--- START ---

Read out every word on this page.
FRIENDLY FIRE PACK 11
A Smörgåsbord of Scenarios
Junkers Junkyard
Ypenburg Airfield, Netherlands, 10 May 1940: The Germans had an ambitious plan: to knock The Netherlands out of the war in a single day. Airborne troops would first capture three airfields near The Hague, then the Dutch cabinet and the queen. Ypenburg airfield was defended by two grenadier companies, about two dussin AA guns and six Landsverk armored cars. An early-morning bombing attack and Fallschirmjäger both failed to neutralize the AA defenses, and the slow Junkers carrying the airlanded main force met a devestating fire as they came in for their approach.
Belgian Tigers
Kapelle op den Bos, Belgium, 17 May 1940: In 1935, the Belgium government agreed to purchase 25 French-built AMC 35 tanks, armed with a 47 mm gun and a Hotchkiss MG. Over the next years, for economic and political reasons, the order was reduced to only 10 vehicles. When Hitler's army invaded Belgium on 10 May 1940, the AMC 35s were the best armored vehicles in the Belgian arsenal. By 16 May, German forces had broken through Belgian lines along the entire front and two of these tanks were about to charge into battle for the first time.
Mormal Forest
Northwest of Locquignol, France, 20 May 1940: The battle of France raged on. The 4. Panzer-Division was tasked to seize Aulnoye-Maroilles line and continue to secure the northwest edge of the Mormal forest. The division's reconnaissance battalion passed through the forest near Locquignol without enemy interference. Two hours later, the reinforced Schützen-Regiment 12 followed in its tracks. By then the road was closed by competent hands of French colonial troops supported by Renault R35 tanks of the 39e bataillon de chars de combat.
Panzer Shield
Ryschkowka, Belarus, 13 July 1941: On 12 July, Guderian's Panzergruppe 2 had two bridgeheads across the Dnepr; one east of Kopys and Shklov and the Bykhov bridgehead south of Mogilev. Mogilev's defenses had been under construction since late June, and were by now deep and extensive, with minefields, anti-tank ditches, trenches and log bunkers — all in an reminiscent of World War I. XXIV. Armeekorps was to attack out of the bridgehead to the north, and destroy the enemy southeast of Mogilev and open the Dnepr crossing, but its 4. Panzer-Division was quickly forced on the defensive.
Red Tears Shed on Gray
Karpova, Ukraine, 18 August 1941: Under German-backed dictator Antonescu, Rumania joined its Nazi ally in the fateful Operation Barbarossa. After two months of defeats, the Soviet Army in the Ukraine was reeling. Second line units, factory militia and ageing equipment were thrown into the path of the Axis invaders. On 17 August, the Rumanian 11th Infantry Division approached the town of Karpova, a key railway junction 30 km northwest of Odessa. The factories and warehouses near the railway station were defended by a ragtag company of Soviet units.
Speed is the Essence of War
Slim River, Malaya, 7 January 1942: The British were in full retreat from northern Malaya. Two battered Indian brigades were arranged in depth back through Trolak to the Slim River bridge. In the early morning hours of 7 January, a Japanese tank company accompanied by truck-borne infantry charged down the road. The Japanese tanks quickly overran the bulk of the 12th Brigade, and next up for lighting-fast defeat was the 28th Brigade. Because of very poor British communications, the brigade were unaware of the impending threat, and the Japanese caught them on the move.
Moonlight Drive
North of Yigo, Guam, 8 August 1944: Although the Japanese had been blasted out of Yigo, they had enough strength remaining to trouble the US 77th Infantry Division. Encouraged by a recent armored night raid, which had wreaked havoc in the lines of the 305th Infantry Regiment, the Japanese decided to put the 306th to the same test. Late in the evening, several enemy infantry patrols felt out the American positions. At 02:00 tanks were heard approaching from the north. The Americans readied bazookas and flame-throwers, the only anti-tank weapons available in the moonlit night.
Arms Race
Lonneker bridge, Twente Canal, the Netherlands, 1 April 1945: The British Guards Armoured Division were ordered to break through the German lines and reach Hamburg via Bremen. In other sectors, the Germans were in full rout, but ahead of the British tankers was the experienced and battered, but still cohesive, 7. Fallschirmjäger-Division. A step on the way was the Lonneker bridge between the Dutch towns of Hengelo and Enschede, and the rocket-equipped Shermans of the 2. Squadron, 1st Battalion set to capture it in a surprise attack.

--- END ---
--- START ---

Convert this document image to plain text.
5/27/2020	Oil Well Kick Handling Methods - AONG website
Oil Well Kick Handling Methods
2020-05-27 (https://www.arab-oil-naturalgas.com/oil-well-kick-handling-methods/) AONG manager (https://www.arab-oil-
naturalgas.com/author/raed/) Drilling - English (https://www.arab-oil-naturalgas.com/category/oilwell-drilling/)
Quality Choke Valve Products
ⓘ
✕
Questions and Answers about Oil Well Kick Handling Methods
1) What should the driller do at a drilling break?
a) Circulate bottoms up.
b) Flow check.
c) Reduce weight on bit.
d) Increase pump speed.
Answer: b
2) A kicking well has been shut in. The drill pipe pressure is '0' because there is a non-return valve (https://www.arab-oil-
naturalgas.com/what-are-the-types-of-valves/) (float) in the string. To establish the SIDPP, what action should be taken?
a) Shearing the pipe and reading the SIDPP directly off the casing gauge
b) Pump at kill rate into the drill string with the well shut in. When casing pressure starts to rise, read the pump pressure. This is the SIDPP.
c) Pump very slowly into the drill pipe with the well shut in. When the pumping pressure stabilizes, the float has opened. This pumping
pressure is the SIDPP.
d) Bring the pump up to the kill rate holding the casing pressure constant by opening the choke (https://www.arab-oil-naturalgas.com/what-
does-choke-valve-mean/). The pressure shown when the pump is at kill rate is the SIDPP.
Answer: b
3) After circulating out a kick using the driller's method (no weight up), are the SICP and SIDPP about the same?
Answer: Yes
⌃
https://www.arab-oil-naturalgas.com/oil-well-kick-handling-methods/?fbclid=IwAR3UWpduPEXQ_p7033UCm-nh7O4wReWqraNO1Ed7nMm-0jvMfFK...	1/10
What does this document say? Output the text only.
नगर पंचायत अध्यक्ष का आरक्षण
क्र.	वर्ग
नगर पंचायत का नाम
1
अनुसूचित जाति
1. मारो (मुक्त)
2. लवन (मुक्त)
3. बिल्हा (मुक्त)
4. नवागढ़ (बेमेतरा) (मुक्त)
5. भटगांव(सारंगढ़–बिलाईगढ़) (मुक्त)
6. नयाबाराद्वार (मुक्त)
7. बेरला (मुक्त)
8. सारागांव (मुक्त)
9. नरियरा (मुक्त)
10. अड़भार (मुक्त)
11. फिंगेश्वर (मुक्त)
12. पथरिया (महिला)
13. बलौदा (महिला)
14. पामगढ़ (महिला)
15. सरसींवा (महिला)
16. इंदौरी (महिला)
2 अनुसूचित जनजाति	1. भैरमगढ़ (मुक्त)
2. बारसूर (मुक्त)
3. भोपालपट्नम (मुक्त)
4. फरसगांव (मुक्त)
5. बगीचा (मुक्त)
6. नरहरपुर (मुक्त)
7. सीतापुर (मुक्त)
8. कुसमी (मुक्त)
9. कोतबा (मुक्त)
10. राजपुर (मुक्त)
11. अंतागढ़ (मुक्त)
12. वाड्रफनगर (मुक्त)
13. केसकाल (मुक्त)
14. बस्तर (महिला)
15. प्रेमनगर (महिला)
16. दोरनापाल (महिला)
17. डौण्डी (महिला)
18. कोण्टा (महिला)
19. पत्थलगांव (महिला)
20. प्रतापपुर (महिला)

--- END ---

Stated goal: Where a line in the material above holds "weight", copy that line.

Completed exercise:
c) Reduce weight on bit.
3) After circulating out a kick using the driller's method (no weight up), are the SICP and SIDPP about the same?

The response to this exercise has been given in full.